** MATERIALS PROVIDED **
********************
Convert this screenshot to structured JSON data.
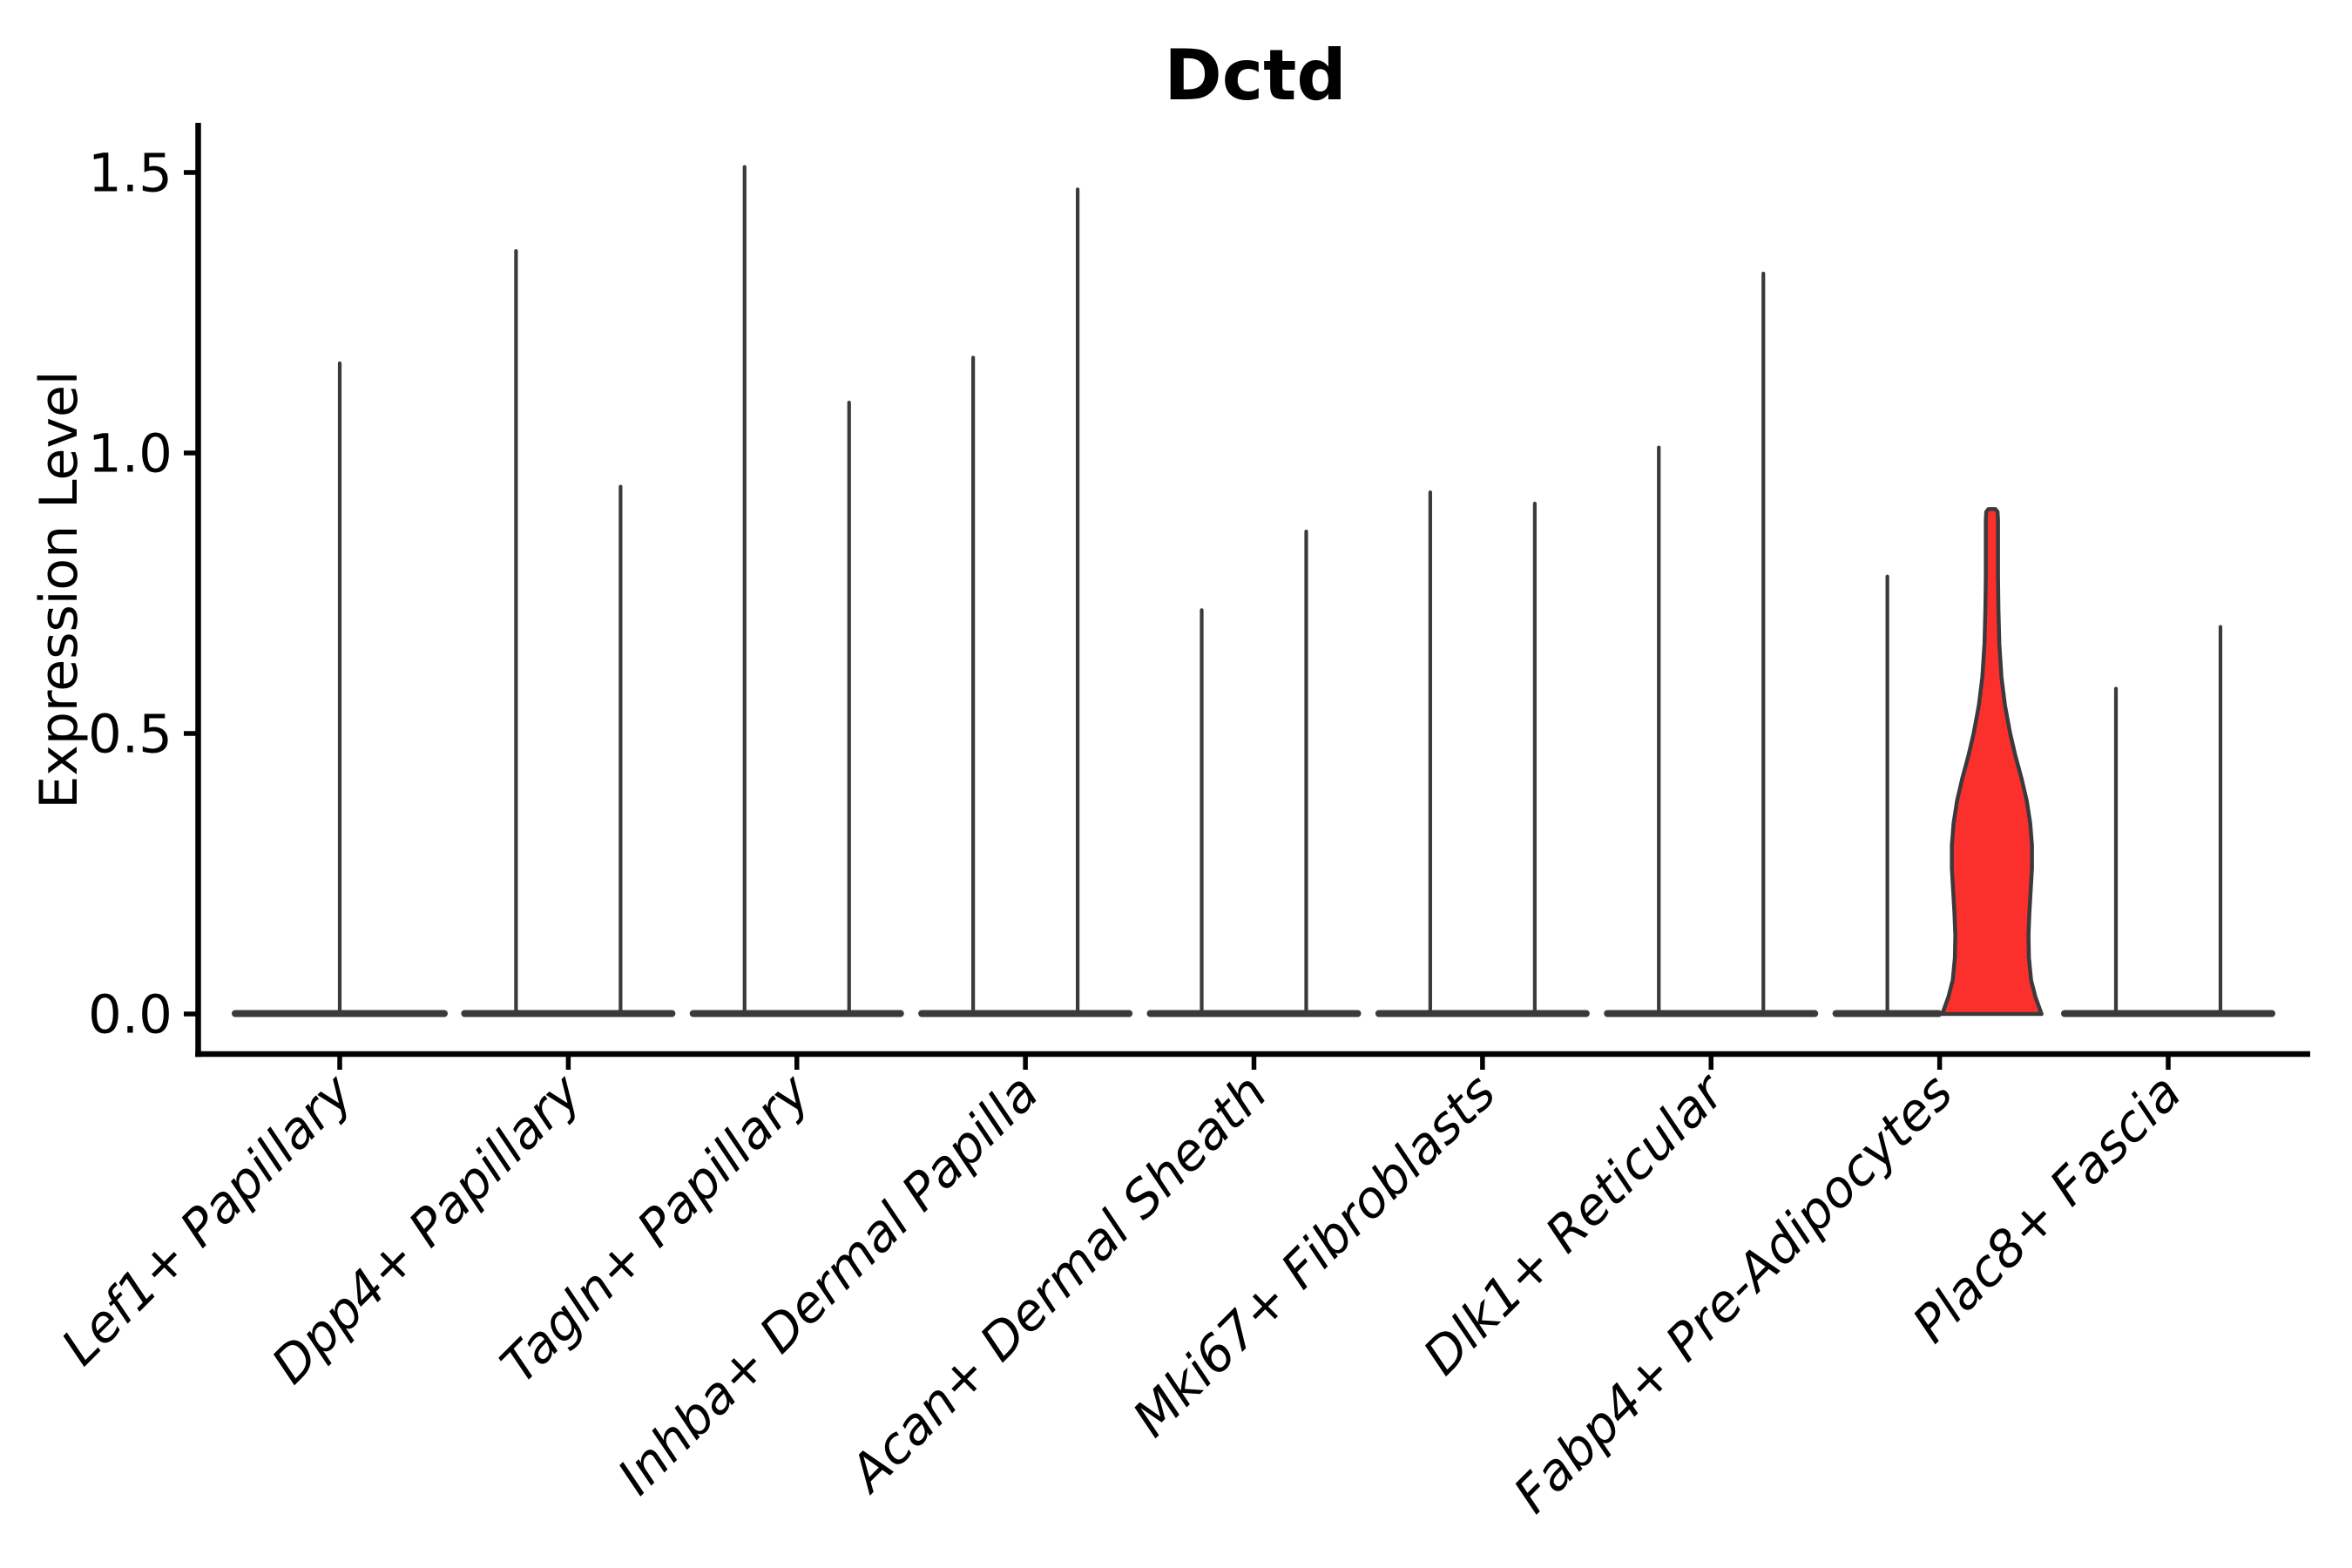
{
  "chart_data": {
    "type": "violin",
    "title": "Dctd",
    "xlabel": "",
    "ylabel": "Expression Level",
    "ylim": [
      -0.07,
      1.59
    ],
    "yticks": [
      0.0,
      0.5,
      1.0,
      1.5
    ],
    "ytick_labels": [
      "0.0",
      "0.5",
      "1.0",
      "1.5"
    ],
    "grid": false,
    "legend": false,
    "categories": [
      "Lef1+ Papillary",
      "Dpp4+ Papillary",
      "Tagln+ Papillary",
      "Inhba+ Dermal Papilla",
      "Acan+ Dermal Sheath",
      "Mki67+ Fibroblasts",
      "Dlk1+ Reticular",
      "Fabp4+ Pre-Adipocytes",
      "Plac8+ Fascia"
    ],
    "description": "Violin plot of Dctd expression; most violins collapse to a wide base at 0 with a thin spike to the max expression value; the second violin of Fabp4+ Pre-Adipocytes is highlighted red with visible density",
    "violins": [
      {
        "category": "Lef1+ Papillary",
        "group_maxes": [
          1.16
        ],
        "single_full_width": true
      },
      {
        "category": "Dpp4+ Papillary",
        "group_maxes": [
          1.36,
          0.94
        ]
      },
      {
        "category": "Tagln+ Papillary",
        "group_maxes": [
          1.51,
          1.09
        ]
      },
      {
        "category": "Inhba+ Dermal Papilla",
        "group_maxes": [
          1.17,
          1.47
        ]
      },
      {
        "category": "Acan+ Dermal Sheath",
        "group_maxes": [
          0.72,
          0.86
        ]
      },
      {
        "category": "Mki67+ Fibroblasts",
        "group_maxes": [
          0.93,
          0.91
        ]
      },
      {
        "category": "Dlk1+ Reticular",
        "group_maxes": [
          1.01,
          1.32
        ]
      },
      {
        "category": "Fabp4+ Pre-Adipocytes",
        "group_maxes": [
          0.78,
          0.9
        ],
        "highlighted_group": 1
      },
      {
        "category": "Plac8+ Fascia",
        "group_maxes": [
          0.58,
          0.69
        ]
      }
    ],
    "highlight_profile": [
      [
        0.9,
        4
      ],
      [
        0.895,
        6.5
      ],
      [
        0.88,
        7
      ],
      [
        0.84,
        7
      ],
      [
        0.78,
        7
      ],
      [
        0.72,
        7.5
      ],
      [
        0.66,
        8.5
      ],
      [
        0.6,
        11
      ],
      [
        0.55,
        15
      ],
      [
        0.5,
        21
      ],
      [
        0.46,
        27
      ],
      [
        0.42,
        34
      ],
      [
        0.38,
        40
      ],
      [
        0.34,
        44
      ],
      [
        0.3,
        46
      ],
      [
        0.26,
        46
      ],
      [
        0.22,
        44.5
      ],
      [
        0.18,
        43
      ],
      [
        0.14,
        42
      ],
      [
        0.1,
        42.5
      ],
      [
        0.06,
        45
      ],
      [
        0.03,
        50
      ],
      [
        0.0,
        57
      ]
    ],
    "colors": {
      "violin_line": "#3A3A3C",
      "highlight_fill": "#FB302C",
      "highlight_edge": "#3A3A3C",
      "axis": "#000000",
      "background": "#FFFFFF"
    }
  }
}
********************
** WHAT TO WORK ON **
Retype all of the entries exactly as written, leaving out any images.

** RESULT **
Convert this screenshot to structured JSON data.
{
  "chart_data": {
    "type": "violin",
    "title": "Dctd",
    "xlabel": "",
    "ylabel": "Expression Level",
    "ylim": [
      -0.07,
      1.59
    ],
    "yticks": [
      0.0,
      0.5,
      1.0,
      1.5
    ],
    "ytick_labels": [
      "0.0",
      "0.5",
      "1.0",
      "1.5"
    ],
    "grid": false,
    "legend": false,
    "categories": [
      "Lef1+ Papillary",
      "Dpp4+ Papillary",
      "Tagln+ Papillary",
      "Inhba+ Dermal Papilla",
      "Acan+ Dermal Sheath",
      "Mki67+ Fibroblasts",
      "Dlk1+ Reticular",
      "Fabp4+ Pre-Adipocytes",
      "Plac8+ Fascia"
    ],
    "description": "Violin plot of Dctd expression; most violins collapse to a wide base at 0 with a thin spike to the max expression value; the second violin of Fabp4+ Pre-Adipocytes is highlighted red with visible density",
    "violins": [
      {
        "category": "Lef1+ Papillary",
        "group_maxes": [
          1.16
        ],
        "single_full_width": true
      },
      {
        "category": "Dpp4+ Papillary",
        "group_maxes": [
          1.36,
          0.94
        ]
      },
      {
        "category": "Tagln+ Papillary",
        "group_maxes": [
          1.51,
          1.09
        ]
      },
      {
        "category": "Inhba+ Dermal Papilla",
        "group_maxes": [
          1.17,
          1.47
        ]
      },
      {
        "category": "Acan+ Dermal Sheath",
        "group_maxes": [
          0.72,
          0.86
        ]
      },
      {
        "category": "Mki67+ Fibroblasts",
        "group_maxes": [
          0.93,
          0.91
        ]
      },
      {
        "category": "Dlk1+ Reticular",
        "group_maxes": [
          1.01,
          1.32
        ]
      },
      {
        "category": "Fabp4+ Pre-Adipocytes",
        "group_maxes": [
          0.78,
          0.9
        ],
        "highlighted_group": 1
      },
      {
        "category": "Plac8+ Fascia",
        "group_maxes": [
          0.58,
          0.69
        ]
      }
    ],
    "highlight_profile": [
      [
        0.9,
        4
      ],
      [
        0.895,
        6.5
      ],
      [
        0.88,
        7
      ],
      [
        0.84,
        7
      ],
      [
        0.78,
        7
      ],
      [
        0.72,
        7.5
      ],
      [
        0.66,
        8.5
      ],
      [
        0.6,
        11
      ],
      [
        0.55,
        15
      ],
      [
        0.5,
        21
      ],
      [
        0.46,
        27
      ],
      [
        0.42,
        34
      ],
      [
        0.38,
        40
      ],
      [
        0.34,
        44
      ],
      [
        0.3,
        46
      ],
      [
        0.26,
        46
      ],
      [
        0.22,
        44.5
      ],
      [
        0.18,
        43
      ],
      [
        0.14,
        42
      ],
      [
        0.1,
        42.5
      ],
      [
        0.06,
        45
      ],
      [
        0.03,
        50
      ],
      [
        0.0,
        57
      ]
    ],
    "colors": {
      "violin_line": "#3A3A3C",
      "highlight_fill": "#FB302C",
      "highlight_edge": "#3A3A3C",
      "axis": "#000000",
      "background": "#FFFFFF"
    }
  }
}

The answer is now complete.